Dataset excerpts:
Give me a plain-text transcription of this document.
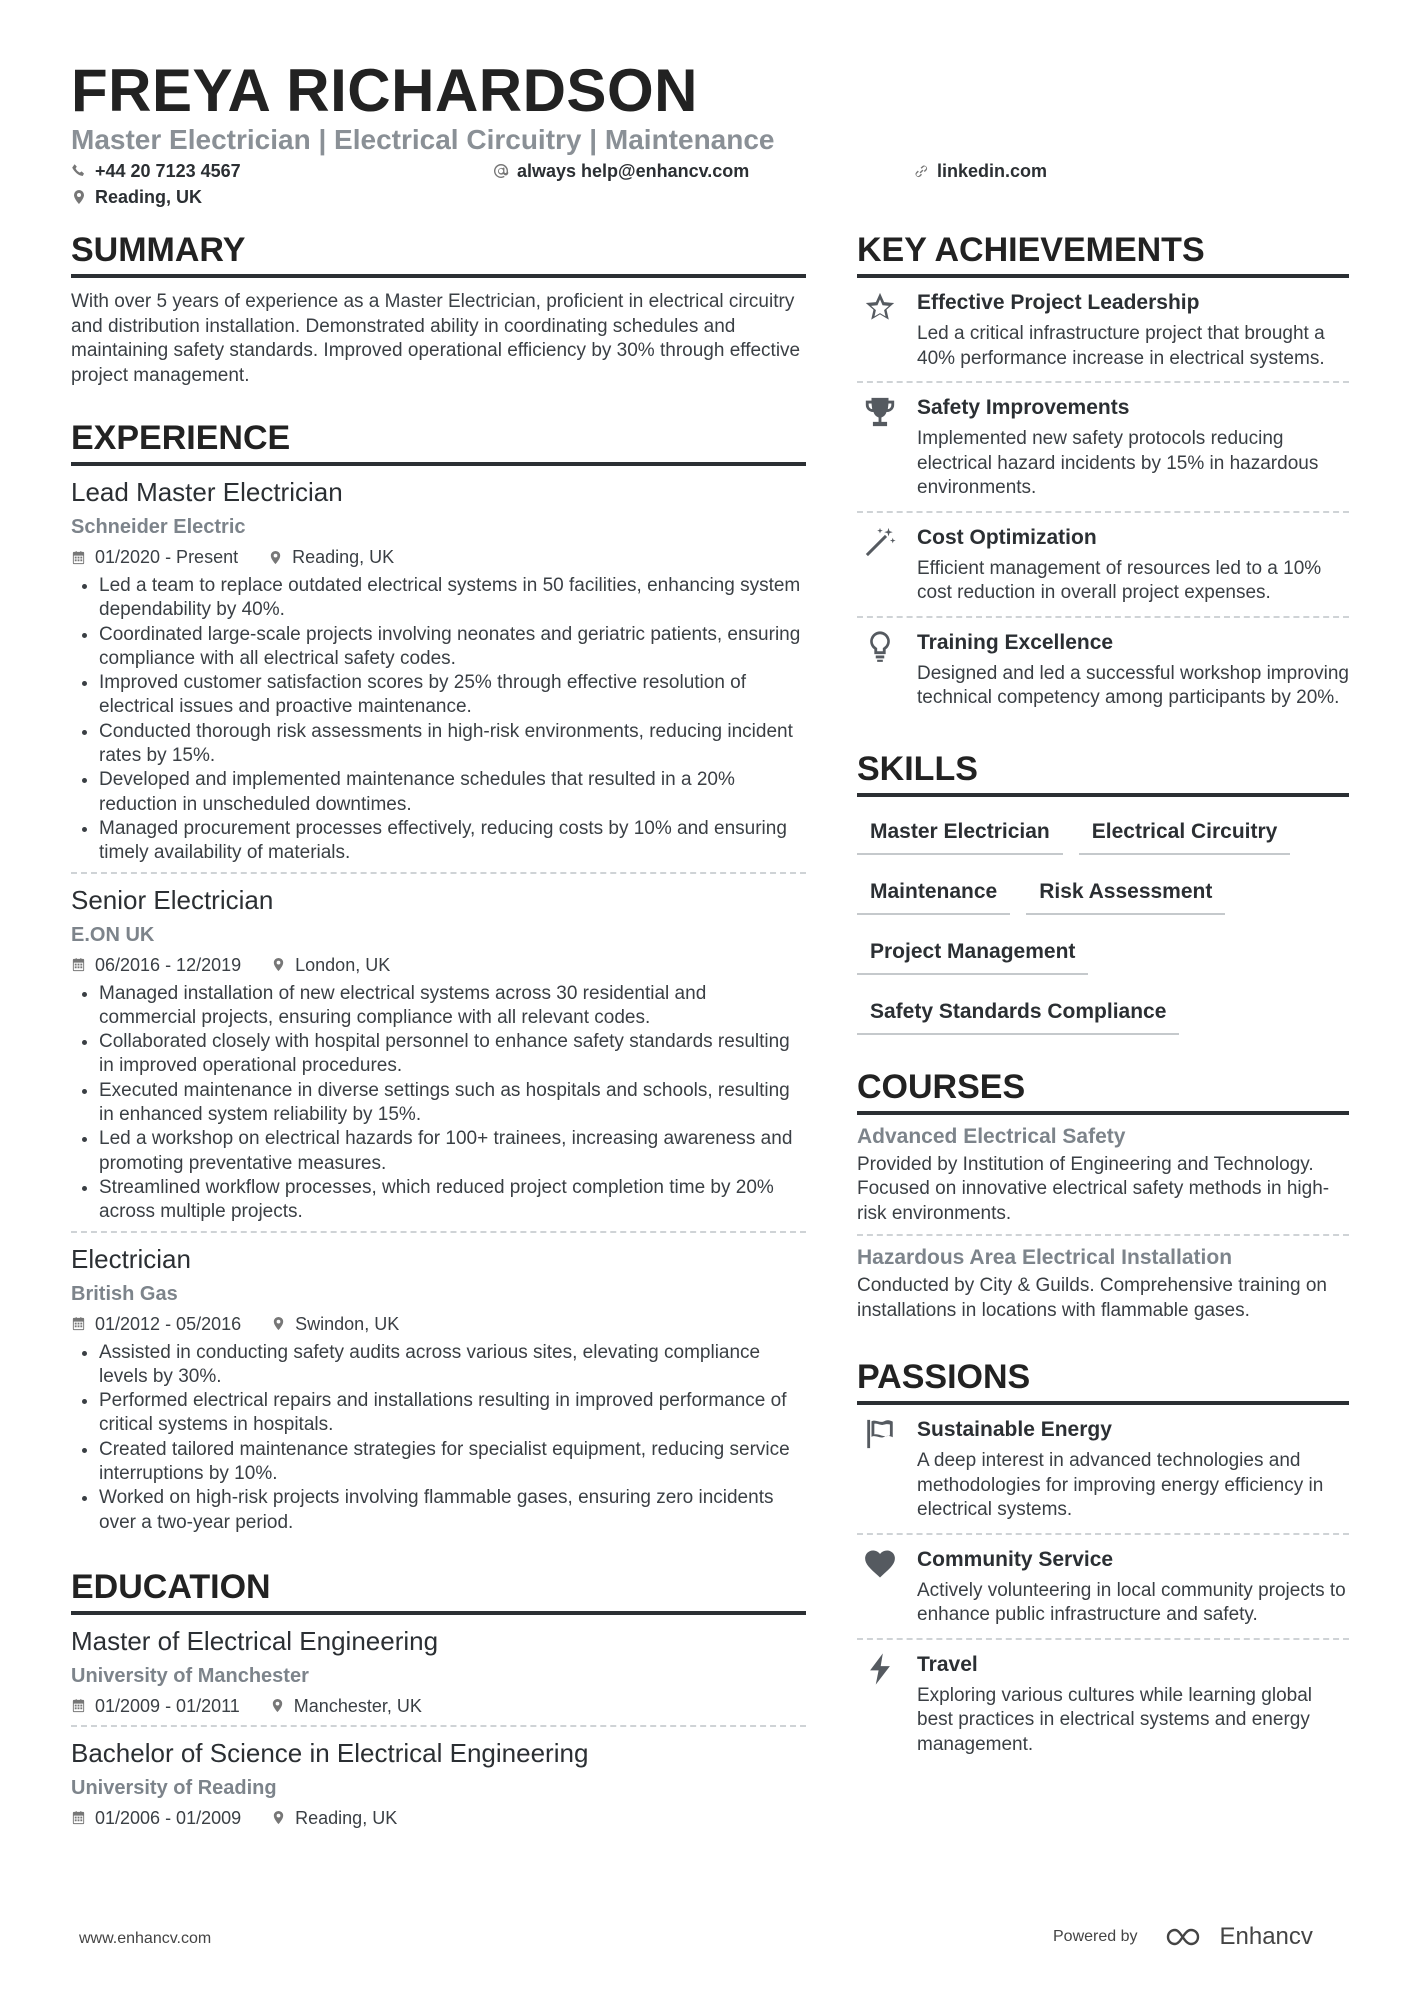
FREYA RICHARDSON
Master Electrician | Electrical Circuitry | Maintenance
+44 20 7123 4567	always help@enhancv.com	linkedin.com
Reading, UK
SUMMARY
With over 5 years of experience as a Master Electrician, proficient in electrical circuitry and distribution installation. Demonstrated ability in coordinating schedules and maintaining safety standards. Improved operational efficiency by 30% through effective project management.
EXPERIENCE
Lead Master Electrician
Schneider Electric
01/2020 - Present	Reading, UK
• Led a team to replace outdated electrical systems in 50 facilities, enhancing system dependability by 40%.
• Coordinated large-scale projects involving neonates and geriatric patients, ensuring compliance with all electrical safety codes.
• Improved customer satisfaction scores by 25% through effective resolution of electrical issues and proactive maintenance.
• Conducted thorough risk assessments in high-risk environments, reducing incident rates by 15%.
• Developed and implemented maintenance schedules that resulted in a 20% reduction in unscheduled downtimes.
• Managed procurement processes effectively, reducing costs by 10% and ensuring timely availability of materials.
Senior Electrician
E.ON UK
06/2016 - 12/2019	London, UK
• Managed installation of new electrical systems across 30 residential and commercial projects, ensuring compliance with all relevant codes.
• Collaborated closely with hospital personnel to enhance safety standards resulting in improved operational procedures.
• Executed maintenance in diverse settings such as hospitals and schools, resulting in enhanced system reliability by 15%.
• Led a workshop on electrical hazards for 100+ trainees, increasing awareness and promoting preventative measures.
• Streamlined workflow processes, which reduced project completion time by 20% across multiple projects.
Electrician
British Gas
01/2012 - 05/2016	Swindon, UK
• Assisted in conducting safety audits across various sites, elevating compliance levels by 30%.
• Performed electrical repairs and installations resulting in improved performance of critical systems in hospitals.
• Created tailored maintenance strategies for specialist equipment, reducing service interruptions by 10%.
• Worked on high-risk projects involving flammable gases, ensuring zero incidents over a two-year period.
EDUCATION
Master of Electrical Engineering
University of Manchester
01/2009 - 01/2011	Manchester, UK
Bachelor of Science in Electrical Engineering
University of Reading
01/2006 - 01/2009	Reading, UK
KEY ACHIEVEMENTS
Effective Project Leadership
Led a critical infrastructure project that brought a 40% performance increase in electrical systems.
Safety Improvements
Implemented new safety protocols reducing electrical hazard incidents by 15% in hazardous environments.
Cost Optimization
Efficient management of resources led to a 10% cost reduction in overall project expenses.
Training Excellence
Designed and led a successful workshop improving technical competency among participants by 20%.
SKILLS
Master Electrician	Electrical Circuitry
Maintenance	Risk Assessment
Project Management
Safety Standards Compliance
COURSES
Advanced Electrical Safety
Provided by Institution of Engineering and Technology. Focused on innovative electrical safety methods in high-risk environments.
Hazardous Area Electrical Installation
Conducted by City & Guilds. Comprehensive training on installations in locations with flammable gases.
PASSIONS
Sustainable Energy
A deep interest in advanced technologies and methodologies for improving energy efficiency in electrical systems.
Community Service
Actively volunteering in local community projects to enhance public infrastructure and safety.
Travel
Exploring various cultures while learning global best practices in electrical systems and energy management.
www.enhancv.com	Powered by	Enhancv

What is being asked:
Write out the data word for word, with every picture dropped.

Your response:
Give me a plain-text transcription of this document.
FREYA RICHARDSON
Master Electrician | Electrical Circuitry | Maintenance
+44 20 7123 4567	always help@enhancv.com	linkedin.com
Reading, UK
SUMMARY
With over 5 years of experience as a Master Electrician, proficient in electrical circuitry and distribution installation. Demonstrated ability in coordinating schedules and maintaining safety standards. Improved operational efficiency by 30% through effective project management.
EXPERIENCE
Lead Master Electrician
Schneider Electric
01/2020 - Present	Reading, UK
• Led a team to replace outdated electrical systems in 50 facilities, enhancing system dependability by 40%.
• Coordinated large-scale projects involving neonates and geriatric patients, ensuring compliance with all electrical safety codes.
• Improved customer satisfaction scores by 25% through effective resolution of electrical issues and proactive maintenance.
• Conducted thorough risk assessments in high-risk environments, reducing incident rates by 15%.
• Developed and implemented maintenance schedules that resulted in a 20% reduction in unscheduled downtimes.
• Managed procurement processes effectively, reducing costs by 10% and ensuring timely availability of materials.
Senior Electrician
E.ON UK
06/2016 - 12/2019	London, UK
• Managed installation of new electrical systems across 30 residential and commercial projects, ensuring compliance with all relevant codes.
• Collaborated closely with hospital personnel to enhance safety standards resulting in improved operational procedures.
• Executed maintenance in diverse settings such as hospitals and schools, resulting in enhanced system reliability by 15%.
• Led a workshop on electrical hazards for 100+ trainees, increasing awareness and promoting preventative measures.
• Streamlined workflow processes, which reduced project completion time by 20% across multiple projects.
Electrician
British Gas
01/2012 - 05/2016	Swindon, UK
• Assisted in conducting safety audits across various sites, elevating compliance levels by 30%.
• Performed electrical repairs and installations resulting in improved performance of critical systems in hospitals.
• Created tailored maintenance strategies for specialist equipment, reducing service interruptions by 10%.
• Worked on high-risk projects involving flammable gases, ensuring zero incidents over a two-year period.
EDUCATION
Master of Electrical Engineering
University of Manchester
01/2009 - 01/2011	Manchester, UK
Bachelor of Science in Electrical Engineering
University of Reading
01/2006 - 01/2009	Reading, UK
KEY ACHIEVEMENTS
Effective Project Leadership
Led a critical infrastructure project that brought a 40% performance increase in electrical systems.
Safety Improvements
Implemented new safety protocols reducing electrical hazard incidents by 15% in hazardous environments.
Cost Optimization
Efficient management of resources led to a 10% cost reduction in overall project expenses.
Training Excellence
Designed and led a successful workshop improving technical competency among participants by 20%.
SKILLS
Master Electrician	Electrical Circuitry
Maintenance	Risk Assessment
Project Management
Safety Standards Compliance
COURSES
Advanced Electrical Safety
Provided by Institution of Engineering and Technology. Focused on innovative electrical safety methods in high-risk environments.
Hazardous Area Electrical Installation
Conducted by City & Guilds. Comprehensive training on installations in locations with flammable gases.
PASSIONS
Sustainable Energy
A deep interest in advanced technologies and methodologies for improving energy efficiency in electrical systems.
Community Service
Actively volunteering in local community projects to enhance public infrastructure and safety.
Travel
Exploring various cultures while learning global best practices in electrical systems and energy management.
www.enhancv.com	Powered by	Enhancv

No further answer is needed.